▸ Supplied text:
'''
That changed after an intensive 2,000-square-foot project in 2022 centred on botanicals and birds. “It shaped my perspective. After that, my observation towards little things around me enhanced.”

From Ahmedabad to Cannes 

Then, around a month ago, came the call from Rhea. “She said, ‘I’m planning Alia’s Cannes look and I want you to bring out your version of the French Riviera,’” Chokshi recalls of the conversation, adding with a laugh, “I was like, ‘Yes’. Obviously. Who says no?”

What followed were hours of paintwork on a partially constructed gown as Chokshi immersed herself in understanding not just the visual landscape of the Riviera, but its emotional atmosphere. “If you are in Paris, your emotions are evoked in a certain way. In Italy, you feel different. In Cannes, you feel different,” she says, explaining, “I feel colours and atmosphere deeply influence us.”

She studied ocean blues, lavender fields, sunlight along the shore and the softness of Mediterranean summers, translating them into brushstrokes across fabric. Despite the scale of the project, she stayed emotionally controlled while working. “If I’d let my mind wander, it might not have worked out,” she says. 

Interestingly, Bhatt’s is only the second outfit Chokshi has ever painted; the first was her own wedding lehenga.

The moment it went global

The reality only hit later, when she finally saw Bhatt wearing the finished gown. “I was shocked. My husband and I saw the photographs, and I was like, ‘Oh my God, what is this?’” she shares.
'''
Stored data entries
'''
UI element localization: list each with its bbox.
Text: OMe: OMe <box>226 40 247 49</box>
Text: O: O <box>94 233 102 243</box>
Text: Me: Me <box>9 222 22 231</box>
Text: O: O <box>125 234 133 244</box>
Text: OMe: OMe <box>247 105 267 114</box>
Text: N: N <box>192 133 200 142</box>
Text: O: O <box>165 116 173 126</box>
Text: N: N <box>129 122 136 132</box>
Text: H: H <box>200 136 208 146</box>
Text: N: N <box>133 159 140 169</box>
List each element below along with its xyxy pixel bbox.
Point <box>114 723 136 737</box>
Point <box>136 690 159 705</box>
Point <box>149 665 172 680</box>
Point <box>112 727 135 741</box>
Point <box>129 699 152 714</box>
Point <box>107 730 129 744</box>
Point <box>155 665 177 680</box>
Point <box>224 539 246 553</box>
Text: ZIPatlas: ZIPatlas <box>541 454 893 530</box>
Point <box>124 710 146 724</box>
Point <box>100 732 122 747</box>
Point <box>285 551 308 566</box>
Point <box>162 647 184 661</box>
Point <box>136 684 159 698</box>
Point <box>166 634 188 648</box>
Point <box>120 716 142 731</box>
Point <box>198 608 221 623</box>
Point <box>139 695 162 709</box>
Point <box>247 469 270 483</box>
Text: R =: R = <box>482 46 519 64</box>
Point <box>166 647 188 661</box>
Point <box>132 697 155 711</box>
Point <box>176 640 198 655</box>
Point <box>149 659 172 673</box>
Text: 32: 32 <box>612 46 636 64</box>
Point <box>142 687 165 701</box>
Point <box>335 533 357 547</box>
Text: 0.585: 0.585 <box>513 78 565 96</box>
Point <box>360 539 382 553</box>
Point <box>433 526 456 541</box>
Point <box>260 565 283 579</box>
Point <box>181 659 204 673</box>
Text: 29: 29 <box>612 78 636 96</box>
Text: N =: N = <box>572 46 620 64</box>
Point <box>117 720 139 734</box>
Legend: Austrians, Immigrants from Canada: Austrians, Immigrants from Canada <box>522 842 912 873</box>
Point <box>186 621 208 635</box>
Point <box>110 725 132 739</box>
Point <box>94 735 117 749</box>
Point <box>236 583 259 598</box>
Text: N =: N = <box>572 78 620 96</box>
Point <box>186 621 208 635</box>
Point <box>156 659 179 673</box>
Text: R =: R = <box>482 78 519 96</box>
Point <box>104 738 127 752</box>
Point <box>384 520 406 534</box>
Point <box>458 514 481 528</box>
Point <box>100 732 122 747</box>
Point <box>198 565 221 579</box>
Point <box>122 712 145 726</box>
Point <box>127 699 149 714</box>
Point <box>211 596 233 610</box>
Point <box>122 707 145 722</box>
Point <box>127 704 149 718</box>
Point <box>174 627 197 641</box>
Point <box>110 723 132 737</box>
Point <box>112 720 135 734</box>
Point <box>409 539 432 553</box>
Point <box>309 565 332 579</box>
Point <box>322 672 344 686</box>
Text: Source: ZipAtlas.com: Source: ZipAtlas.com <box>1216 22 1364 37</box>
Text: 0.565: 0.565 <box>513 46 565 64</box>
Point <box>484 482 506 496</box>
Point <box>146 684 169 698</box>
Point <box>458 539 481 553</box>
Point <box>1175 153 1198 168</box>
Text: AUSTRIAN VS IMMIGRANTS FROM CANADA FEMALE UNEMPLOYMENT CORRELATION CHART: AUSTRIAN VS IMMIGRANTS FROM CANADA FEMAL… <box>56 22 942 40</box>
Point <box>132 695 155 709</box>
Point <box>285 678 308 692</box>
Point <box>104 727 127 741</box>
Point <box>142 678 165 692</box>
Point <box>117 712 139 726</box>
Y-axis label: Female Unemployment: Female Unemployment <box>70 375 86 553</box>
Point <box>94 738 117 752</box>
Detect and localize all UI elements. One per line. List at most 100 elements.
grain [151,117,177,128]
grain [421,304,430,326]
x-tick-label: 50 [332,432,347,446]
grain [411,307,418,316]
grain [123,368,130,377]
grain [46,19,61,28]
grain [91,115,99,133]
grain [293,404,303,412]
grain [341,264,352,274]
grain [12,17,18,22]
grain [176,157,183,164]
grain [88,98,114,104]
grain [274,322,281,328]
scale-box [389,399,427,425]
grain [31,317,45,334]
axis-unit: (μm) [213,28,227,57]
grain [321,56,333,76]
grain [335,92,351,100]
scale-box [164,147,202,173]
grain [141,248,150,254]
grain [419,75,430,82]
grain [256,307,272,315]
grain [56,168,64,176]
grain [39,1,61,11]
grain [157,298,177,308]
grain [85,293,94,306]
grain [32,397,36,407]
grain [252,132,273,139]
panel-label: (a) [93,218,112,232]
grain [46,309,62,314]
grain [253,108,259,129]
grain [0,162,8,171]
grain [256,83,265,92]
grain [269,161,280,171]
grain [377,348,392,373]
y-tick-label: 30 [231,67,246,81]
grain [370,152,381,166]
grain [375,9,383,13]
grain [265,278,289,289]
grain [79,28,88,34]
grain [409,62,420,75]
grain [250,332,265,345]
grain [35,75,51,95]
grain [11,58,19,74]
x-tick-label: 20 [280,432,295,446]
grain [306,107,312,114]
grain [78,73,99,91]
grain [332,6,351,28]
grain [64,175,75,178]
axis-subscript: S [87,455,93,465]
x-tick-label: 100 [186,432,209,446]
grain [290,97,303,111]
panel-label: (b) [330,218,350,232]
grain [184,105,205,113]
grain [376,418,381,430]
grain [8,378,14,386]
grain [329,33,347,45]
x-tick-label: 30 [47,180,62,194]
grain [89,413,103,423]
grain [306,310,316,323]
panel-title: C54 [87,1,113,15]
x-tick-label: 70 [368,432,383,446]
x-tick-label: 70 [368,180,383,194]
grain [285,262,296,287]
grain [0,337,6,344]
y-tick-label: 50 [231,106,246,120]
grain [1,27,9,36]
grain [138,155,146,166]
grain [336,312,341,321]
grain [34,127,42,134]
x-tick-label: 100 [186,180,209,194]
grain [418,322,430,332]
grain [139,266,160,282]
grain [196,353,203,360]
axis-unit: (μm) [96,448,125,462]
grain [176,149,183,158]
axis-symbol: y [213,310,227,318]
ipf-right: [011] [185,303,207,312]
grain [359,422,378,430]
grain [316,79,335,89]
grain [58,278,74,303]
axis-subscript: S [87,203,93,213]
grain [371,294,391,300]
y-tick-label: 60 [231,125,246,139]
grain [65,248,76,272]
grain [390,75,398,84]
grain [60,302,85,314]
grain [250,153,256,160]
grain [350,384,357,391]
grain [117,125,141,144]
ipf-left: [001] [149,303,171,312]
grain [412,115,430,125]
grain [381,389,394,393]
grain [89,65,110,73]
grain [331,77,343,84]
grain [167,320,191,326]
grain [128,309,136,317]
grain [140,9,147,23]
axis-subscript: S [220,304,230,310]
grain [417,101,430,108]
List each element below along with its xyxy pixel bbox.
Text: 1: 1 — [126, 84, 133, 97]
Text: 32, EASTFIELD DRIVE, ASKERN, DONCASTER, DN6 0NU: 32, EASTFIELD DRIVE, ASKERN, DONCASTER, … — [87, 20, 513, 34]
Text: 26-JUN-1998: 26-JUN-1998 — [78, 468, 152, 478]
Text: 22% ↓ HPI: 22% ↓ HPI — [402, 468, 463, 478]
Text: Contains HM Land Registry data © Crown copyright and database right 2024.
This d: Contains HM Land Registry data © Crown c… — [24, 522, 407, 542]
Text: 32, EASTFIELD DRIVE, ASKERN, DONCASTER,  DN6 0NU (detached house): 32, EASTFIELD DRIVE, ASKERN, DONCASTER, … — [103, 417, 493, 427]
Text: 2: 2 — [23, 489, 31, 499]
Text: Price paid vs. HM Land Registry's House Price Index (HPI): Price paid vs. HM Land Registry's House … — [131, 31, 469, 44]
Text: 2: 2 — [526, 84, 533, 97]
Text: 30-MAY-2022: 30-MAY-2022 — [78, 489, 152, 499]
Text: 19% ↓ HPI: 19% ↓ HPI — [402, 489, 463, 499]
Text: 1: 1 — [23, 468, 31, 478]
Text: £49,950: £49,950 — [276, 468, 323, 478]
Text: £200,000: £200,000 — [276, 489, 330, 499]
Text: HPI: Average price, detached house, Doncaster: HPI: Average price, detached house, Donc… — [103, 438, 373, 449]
'''
▸ Problems to work on:
**A)** In the Cannes gown article, what was the first outfit Chokshi ever painted?
**B)** List the things Chokshi studied before translating them into brushstrokes, as the Cannes gown article names them.
**C)** Please reproduce the Cannes gown article word for word, everything from "She studied ocean" down to "own wedding lehenga.".
These lines are separate material, apart from the Cannes gown article.

▸ Worked answers:
**A)** Her own wedding lehenga.

**B)**
- Ocean blues
- Lavender fields
- Sunlight along the shore
- The softness of Mediterranean summers

**C)**
She studied ocean blues, lavender fields, sunlight along the shore and the softness of Mediterranean summers, translating them into brushstrokes across fabric. Despite the scale of the project, she stayed emotionally controlled while working. “If I’d let my mind wander, it might not have worked out,” she says. 

Interestingly, Bhatt’s is only the second outfit Chokshi has ever painted; the first was her own wedding lehenga.